■ THE EXERCISE: Copy out the records word for word, from the first line through the line that contains "828, 439, 862]", including both.
******************************
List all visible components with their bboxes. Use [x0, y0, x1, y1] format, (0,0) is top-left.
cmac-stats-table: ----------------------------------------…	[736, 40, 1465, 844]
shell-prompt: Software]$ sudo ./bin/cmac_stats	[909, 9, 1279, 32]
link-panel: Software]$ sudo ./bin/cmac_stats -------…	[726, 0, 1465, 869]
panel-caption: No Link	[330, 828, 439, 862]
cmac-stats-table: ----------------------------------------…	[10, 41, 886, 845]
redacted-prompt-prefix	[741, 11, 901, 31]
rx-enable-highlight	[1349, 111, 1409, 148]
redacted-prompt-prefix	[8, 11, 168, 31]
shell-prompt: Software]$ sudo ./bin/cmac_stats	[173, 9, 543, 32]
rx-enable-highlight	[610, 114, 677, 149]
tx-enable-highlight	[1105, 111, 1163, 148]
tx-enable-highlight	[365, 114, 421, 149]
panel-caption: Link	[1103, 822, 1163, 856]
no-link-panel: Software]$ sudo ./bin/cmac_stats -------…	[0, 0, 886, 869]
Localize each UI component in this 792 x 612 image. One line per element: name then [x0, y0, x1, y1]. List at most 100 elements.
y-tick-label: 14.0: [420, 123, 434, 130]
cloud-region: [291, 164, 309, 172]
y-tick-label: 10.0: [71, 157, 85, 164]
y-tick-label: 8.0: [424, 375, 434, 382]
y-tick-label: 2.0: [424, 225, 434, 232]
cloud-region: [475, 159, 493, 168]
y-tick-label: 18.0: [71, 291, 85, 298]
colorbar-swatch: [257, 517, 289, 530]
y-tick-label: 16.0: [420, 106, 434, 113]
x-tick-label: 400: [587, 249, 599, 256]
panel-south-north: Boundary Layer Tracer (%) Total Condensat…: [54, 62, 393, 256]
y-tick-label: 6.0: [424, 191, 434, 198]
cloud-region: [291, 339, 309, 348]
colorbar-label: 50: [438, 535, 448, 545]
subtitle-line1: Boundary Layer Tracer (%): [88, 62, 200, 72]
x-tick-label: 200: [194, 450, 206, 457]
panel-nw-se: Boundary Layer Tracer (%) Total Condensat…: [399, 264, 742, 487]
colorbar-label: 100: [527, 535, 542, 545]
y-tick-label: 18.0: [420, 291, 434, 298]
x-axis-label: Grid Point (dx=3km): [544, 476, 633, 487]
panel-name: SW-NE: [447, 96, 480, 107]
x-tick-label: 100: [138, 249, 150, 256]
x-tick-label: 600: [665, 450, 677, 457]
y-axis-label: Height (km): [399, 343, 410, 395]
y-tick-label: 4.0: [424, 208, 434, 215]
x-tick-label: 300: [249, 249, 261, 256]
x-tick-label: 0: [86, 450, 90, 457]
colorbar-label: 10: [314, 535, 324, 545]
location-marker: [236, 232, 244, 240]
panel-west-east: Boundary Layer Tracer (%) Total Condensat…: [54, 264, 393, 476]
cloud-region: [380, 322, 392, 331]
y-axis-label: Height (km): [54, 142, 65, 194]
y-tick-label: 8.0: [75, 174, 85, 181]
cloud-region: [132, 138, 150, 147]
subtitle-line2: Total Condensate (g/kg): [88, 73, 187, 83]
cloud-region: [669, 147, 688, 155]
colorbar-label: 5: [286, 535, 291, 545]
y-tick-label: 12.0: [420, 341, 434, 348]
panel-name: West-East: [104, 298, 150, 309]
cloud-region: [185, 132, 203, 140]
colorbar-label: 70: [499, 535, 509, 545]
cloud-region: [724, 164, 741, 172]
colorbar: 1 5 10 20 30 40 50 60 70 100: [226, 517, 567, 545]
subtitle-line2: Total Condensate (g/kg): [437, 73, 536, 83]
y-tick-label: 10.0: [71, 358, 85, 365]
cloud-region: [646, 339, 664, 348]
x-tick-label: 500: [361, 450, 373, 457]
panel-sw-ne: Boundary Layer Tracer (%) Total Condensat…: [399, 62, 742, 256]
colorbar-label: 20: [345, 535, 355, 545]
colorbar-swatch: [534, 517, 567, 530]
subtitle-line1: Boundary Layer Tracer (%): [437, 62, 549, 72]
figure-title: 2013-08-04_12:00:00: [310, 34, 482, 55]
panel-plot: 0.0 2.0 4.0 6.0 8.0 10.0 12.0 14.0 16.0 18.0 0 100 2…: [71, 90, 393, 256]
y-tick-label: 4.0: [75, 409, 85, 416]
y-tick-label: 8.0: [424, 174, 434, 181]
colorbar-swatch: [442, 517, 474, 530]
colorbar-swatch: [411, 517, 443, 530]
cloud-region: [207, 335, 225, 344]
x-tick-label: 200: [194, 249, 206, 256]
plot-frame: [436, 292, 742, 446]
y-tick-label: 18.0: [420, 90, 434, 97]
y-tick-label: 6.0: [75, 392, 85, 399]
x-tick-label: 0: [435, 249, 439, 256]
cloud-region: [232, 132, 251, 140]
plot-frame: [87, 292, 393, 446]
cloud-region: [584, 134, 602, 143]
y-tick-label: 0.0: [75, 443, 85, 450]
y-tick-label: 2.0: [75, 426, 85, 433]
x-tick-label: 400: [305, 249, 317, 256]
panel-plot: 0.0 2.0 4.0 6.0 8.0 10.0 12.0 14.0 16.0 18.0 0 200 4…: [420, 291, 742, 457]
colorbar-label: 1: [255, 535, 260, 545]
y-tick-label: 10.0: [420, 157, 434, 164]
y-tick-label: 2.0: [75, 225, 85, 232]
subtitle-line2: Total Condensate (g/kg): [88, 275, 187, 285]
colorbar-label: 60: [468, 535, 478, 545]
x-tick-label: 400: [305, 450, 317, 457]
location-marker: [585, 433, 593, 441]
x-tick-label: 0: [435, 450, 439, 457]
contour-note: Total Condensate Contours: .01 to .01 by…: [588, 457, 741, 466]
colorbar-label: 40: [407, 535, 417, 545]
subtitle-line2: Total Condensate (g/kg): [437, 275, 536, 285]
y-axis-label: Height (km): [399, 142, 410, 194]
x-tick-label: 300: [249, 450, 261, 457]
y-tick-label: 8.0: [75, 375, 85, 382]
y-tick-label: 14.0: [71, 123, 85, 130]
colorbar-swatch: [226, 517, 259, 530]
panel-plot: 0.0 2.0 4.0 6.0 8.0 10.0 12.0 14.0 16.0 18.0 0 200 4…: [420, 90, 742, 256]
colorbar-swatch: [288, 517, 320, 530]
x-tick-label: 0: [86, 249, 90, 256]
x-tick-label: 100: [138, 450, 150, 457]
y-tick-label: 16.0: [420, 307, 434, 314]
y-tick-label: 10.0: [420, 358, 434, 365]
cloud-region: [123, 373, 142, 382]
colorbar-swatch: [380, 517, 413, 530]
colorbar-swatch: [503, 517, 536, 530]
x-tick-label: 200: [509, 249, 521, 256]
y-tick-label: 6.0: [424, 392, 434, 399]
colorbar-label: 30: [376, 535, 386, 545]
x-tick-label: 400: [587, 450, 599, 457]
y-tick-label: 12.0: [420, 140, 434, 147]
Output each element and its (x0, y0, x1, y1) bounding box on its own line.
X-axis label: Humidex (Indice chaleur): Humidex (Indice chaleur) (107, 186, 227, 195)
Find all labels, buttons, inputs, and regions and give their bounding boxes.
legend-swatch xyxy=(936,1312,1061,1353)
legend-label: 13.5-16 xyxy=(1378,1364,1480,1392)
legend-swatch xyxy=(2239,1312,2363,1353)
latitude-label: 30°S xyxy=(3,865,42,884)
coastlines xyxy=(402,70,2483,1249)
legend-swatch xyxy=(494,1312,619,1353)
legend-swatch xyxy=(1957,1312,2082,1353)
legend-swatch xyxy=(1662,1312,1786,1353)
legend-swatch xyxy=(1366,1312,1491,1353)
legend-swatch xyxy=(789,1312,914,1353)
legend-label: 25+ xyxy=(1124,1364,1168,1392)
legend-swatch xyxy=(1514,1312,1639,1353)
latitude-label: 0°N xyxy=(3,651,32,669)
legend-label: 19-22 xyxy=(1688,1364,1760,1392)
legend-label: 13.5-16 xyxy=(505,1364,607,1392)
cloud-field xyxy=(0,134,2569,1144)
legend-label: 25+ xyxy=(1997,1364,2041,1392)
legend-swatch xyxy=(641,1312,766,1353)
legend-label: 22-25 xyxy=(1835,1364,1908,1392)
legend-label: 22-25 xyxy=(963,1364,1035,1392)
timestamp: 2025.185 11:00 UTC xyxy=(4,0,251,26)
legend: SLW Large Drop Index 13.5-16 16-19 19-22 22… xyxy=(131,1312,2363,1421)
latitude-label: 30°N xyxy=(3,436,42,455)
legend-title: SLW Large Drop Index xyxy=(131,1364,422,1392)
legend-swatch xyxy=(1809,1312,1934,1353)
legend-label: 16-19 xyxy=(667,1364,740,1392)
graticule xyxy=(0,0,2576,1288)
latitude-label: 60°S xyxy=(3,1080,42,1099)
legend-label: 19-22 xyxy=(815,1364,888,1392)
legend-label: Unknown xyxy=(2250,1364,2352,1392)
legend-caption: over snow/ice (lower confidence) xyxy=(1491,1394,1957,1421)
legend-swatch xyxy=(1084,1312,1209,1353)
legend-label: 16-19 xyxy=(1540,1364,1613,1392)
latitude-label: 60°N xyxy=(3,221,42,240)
******************************
■ PROBLEM SOLUTION:
List all visible components with their bboxes. Use [x0, y0, x1, y1] format, (0,0) is top-left.
cmac-stats-table: ----------------------------------------…	[736, 40, 1465, 844]
shell-prompt: Software]$ sudo ./bin/cmac_stats	[909, 9, 1279, 32]
link-panel: Software]$ sudo ./bin/cmac_stats -------…	[726, 0, 1465, 869]
panel-caption: No Link	[330, 828, 439, 862]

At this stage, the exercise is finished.